Task to carry out: Restate the whole listing exactly.

** Start **

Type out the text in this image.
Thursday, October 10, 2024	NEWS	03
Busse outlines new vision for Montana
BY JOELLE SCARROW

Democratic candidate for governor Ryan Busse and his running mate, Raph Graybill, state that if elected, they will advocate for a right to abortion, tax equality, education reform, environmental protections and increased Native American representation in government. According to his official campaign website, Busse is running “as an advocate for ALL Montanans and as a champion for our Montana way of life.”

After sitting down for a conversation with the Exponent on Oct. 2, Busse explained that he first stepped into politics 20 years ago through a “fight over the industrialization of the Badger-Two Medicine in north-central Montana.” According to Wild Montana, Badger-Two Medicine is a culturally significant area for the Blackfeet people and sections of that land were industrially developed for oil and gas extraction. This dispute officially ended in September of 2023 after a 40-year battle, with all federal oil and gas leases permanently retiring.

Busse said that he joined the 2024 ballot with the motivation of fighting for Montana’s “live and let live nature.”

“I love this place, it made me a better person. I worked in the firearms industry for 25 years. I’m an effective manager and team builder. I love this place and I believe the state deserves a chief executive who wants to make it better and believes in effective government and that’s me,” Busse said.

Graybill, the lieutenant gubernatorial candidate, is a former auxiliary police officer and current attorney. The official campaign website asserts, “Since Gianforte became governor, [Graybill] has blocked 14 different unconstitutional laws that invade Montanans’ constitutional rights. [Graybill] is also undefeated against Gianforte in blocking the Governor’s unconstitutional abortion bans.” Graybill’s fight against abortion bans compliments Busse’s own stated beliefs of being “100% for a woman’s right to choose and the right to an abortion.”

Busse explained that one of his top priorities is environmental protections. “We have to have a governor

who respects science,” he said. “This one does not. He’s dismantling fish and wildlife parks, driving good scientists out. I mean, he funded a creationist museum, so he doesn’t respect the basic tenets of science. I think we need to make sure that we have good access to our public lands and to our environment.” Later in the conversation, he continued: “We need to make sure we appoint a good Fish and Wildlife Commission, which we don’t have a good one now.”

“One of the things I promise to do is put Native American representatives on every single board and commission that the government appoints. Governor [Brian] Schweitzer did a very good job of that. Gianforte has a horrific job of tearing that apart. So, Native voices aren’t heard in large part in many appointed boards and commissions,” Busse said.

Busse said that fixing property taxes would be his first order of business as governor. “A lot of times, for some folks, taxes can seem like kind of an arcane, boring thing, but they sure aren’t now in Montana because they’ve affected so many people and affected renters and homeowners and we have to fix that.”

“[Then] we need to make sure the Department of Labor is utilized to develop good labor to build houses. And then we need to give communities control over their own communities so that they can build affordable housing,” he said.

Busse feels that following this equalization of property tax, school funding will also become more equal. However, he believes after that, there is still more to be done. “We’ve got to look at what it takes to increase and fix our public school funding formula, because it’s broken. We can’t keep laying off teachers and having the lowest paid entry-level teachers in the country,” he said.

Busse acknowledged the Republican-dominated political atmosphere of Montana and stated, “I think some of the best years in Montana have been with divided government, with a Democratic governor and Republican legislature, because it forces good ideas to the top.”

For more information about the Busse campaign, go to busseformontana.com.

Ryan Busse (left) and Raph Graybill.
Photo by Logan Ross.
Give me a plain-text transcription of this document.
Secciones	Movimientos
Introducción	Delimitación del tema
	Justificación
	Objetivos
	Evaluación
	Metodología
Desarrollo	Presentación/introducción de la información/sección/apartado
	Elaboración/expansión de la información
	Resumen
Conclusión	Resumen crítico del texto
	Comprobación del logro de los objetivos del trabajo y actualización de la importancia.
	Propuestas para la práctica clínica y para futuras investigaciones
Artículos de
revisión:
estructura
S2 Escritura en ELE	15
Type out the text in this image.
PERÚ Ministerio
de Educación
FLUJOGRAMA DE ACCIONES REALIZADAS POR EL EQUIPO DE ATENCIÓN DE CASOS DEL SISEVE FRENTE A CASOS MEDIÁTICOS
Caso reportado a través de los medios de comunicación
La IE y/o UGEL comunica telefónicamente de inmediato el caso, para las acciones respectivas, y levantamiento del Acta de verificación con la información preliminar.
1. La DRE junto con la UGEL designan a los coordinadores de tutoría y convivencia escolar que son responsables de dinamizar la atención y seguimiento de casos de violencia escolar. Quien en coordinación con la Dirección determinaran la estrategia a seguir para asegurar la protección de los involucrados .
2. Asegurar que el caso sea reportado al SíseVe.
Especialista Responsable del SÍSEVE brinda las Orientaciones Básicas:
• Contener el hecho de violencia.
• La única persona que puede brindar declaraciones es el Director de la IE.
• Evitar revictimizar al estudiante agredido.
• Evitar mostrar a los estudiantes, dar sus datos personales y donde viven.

** End **

Exercise answer:
Type out the text in this image.
Thursday, October 10, 2024	NEWS	03
Busse outlines new vision for Montana
BY JOELLE SCARROW

Democratic candidate for governor Ryan Busse and his running mate, Raph Graybill, state that if elected, they will advocate for a right to abortion, tax equality, education reform, environmental protections and increased Native American representation in government. According to his official campaign website, Busse is running “as an advocate for ALL Montanans and as a champion for our Montana way of life.”

After sitting down for a conversation with the Exponent on Oct. 2, Busse explained that he first stepped into politics 20 years ago through a “fight over the industrialization of the Badger-Two Medicine in north-central Montana.” According to Wild Montana, Badger-Two Medicine is a culturally significant area for the Blackfeet people and sections of that land were industrially developed for oil and gas extraction. This dispute officially ended in September of 2023 after a 40-year battle, with all federal oil and gas leases permanently retiring.

Busse said that he joined the 2024 ballot with the motivation of fighting for Montana’s “live and let live nature.”

“I love this place, it made me a better person. I worked in the firearms industry for 25 years. I’m an effective manager and team builder. I love this place and I believe the state deserves a chief executive who wants to make it better and believes in effective government and that’s me,” Busse said.

Graybill, the lieutenant gubernatorial candidate, is a former auxiliary police officer and current attorney. The official campaign website asserts, “Since Gianforte became governor, [Graybill] has blocked 14 different unconstitutional laws that invade Montanans’ constitutional rights. [Graybill] is also undefeated against Gianforte in blocking the Governor’s unconstitutional abortion bans.” Graybill’s fight against abortion bans compliments Busse’s own stated beliefs of being “100% for a woman’s right to choose and the right to an abortion.”

Busse explained that one of his top priorities is environmental protections. “We have to have a governor

who respects science,” he said. “This one does not. He’s dismantling fish and wildlife parks, driving good scientists out. I mean, he funded a creationist museum, so he doesn’t respect the basic tenets of science. I think we need to make sure that we have good access to our public lands and to our environment.” Later in the conversation, he continued: “We need to make sure we appoint a good Fish and Wildlife Commission, which we don’t have a good one now.”

“One of the things I promise to do is put Native American representatives on every single board and commission that the government appoints. Governor [Brian] Schweitzer did a very good job of that. Gianforte has a horrific job of tearing that apart. So, Native voices aren’t heard in large part in many appointed boards and commissions,” Busse said.

Busse said that fixing property taxes would be his first order of business as governor. “A lot of times, for some folks, taxes can seem like kind of an arcane, boring thing, but they sure aren’t now in Montana because they’ve affected so many people and affected renters and homeowners and we have to fix that.”

“[Then] we need to make sure the Department of Labor is utilized to develop good labor to build houses. And then we need to give communities control over their own communities so that they can build affordable housing,” he said.

Busse feels that following this equalization of property tax, school funding will also become more equal. However, he believes after that, there is still more to be done. “We’ve got to look at what it takes to increase and fix our public school funding formula, because it’s broken. We can’t keep laying off teachers and having the lowest paid entry-level teachers in the country,” he said.

Busse acknowledged the Republican-dominated political atmosphere of Montana and stated, “I think some of the best years in Montana have been with divided government, with a Democratic governor and Republican legislature, because it forces good ideas to the top.”

For more information about the Busse campaign, go to busseformontana.com.

Ryan Busse (left) and Raph Graybill.
Photo by Logan Ross.
Give me a plain-text transcription of this document.
Secciones	Movimientos
Introducción	Delimitación del tema
	Justificación
	Objetivos
	Evaluación
	Metodología
Desarrollo	Presentación/introducción de la información/sección/apartado
	Elaboración/expansión de la información
	Resumen
Conclusión	Resumen crítico del texto
	Comprobación del logro de los objetivos del trabajo y actualización de la importancia.
	Propuestas para la práctica clínica y para futuras investigaciones
Artículos de
revisión:
estructura
S2 Escritura en ELE	15
Type out the text in this image.
PERÚ Ministerio
de Educación
FLUJOGRAMA DE ACCIONES REALIZADAS POR EL EQUIPO DE ATENCIÓN DE CASOS DEL SISEVE FRENTE A CASOS MEDIÁTICOS
Caso reportado a través de los medios de comunicación
La IE y/o UGEL comunica telefónicamente de inmediato el caso, para las acciones respectivas, y levantamiento del Acta de verificación con la información preliminar.
1. La DRE junto con la UGEL designan a los coordinadores de tutoría y convivencia escolar que son responsables de dinamizar la atención y seguimiento de casos de violencia escolar. Quien en coordinación con la Dirección determinaran la estrategia a seguir para asegurar la protección de los involucrados .
2. Asegurar que el caso sea reportado al SíseVe.
Especialista Responsable del SÍSEVE brinda las Orientaciones Básicas:
• Contener el hecho de violencia.
• La única persona que puede brindar declaraciones es el Director de la IE.
• Evitar revictimizar al estudiante agredido.
• Evitar mostrar a los estudiantes, dar sus datos personales y donde viven.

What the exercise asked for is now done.